Required work: Collect all lines below with the string "xudolar".

Data records

- - -

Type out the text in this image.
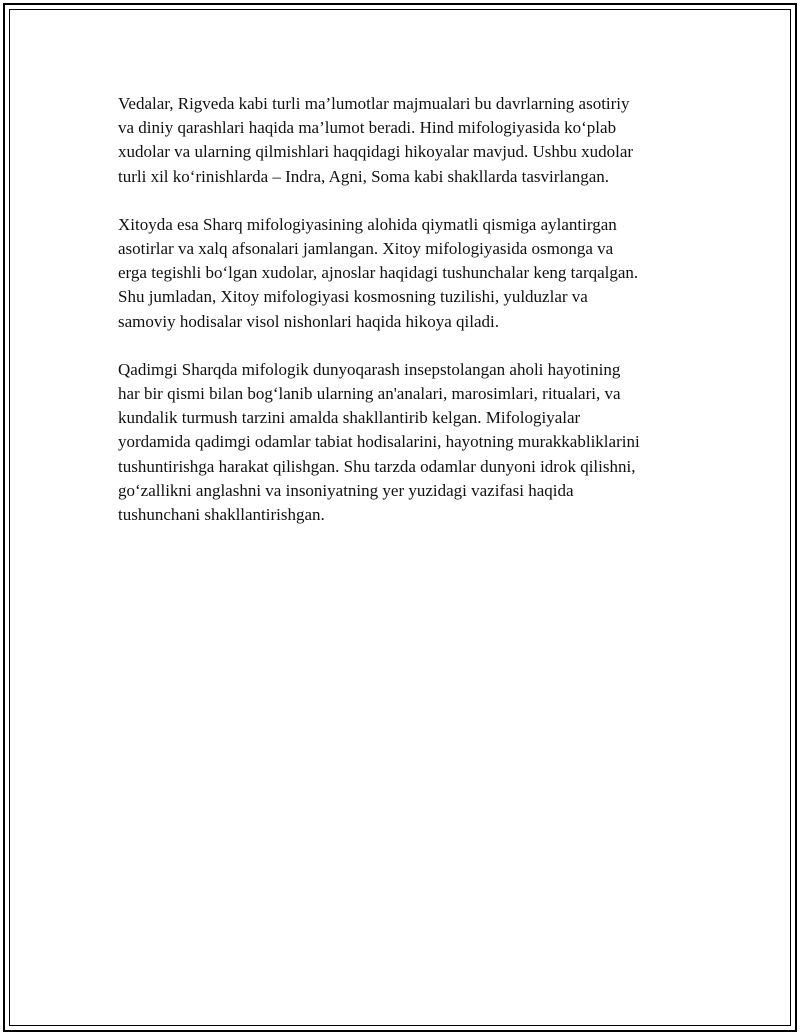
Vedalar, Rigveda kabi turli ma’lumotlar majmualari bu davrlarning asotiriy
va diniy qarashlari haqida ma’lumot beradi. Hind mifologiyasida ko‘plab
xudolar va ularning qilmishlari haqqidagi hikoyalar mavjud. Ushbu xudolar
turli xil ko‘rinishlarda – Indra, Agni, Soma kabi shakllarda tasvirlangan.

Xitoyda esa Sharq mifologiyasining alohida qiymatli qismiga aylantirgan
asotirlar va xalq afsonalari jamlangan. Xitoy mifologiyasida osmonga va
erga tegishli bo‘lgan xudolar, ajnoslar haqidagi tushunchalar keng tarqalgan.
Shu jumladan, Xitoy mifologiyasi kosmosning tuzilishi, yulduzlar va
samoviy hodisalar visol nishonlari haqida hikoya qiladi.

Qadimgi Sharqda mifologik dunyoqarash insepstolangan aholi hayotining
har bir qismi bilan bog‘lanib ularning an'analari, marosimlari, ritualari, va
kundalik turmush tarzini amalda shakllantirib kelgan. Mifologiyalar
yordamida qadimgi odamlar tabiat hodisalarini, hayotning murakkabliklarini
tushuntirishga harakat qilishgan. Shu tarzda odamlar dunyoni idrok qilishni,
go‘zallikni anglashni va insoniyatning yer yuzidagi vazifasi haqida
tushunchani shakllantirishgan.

- - -

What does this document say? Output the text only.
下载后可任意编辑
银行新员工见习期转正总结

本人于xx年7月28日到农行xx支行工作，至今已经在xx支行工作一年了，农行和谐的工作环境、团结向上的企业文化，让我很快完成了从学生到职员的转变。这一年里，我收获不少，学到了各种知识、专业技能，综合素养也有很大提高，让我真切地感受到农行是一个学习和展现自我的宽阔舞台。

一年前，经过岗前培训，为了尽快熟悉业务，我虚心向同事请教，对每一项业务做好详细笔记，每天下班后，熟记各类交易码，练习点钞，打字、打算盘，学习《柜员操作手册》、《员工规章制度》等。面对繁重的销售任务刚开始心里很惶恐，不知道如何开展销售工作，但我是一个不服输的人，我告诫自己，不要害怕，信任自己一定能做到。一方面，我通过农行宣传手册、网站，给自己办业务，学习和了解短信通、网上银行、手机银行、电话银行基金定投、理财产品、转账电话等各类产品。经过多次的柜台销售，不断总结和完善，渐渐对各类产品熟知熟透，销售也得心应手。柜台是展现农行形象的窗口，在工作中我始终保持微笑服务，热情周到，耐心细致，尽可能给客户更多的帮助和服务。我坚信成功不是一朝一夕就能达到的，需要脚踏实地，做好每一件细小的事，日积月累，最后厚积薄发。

- - -

Exercise solution:
xudolar va ularning qilmishlari haqqidagi hikoyalar mavjud. Ushbu xudolar
erga tegishli bo‘lgan xudolar, ajnoslar haqidagi tushunchalar keng tarqalgan.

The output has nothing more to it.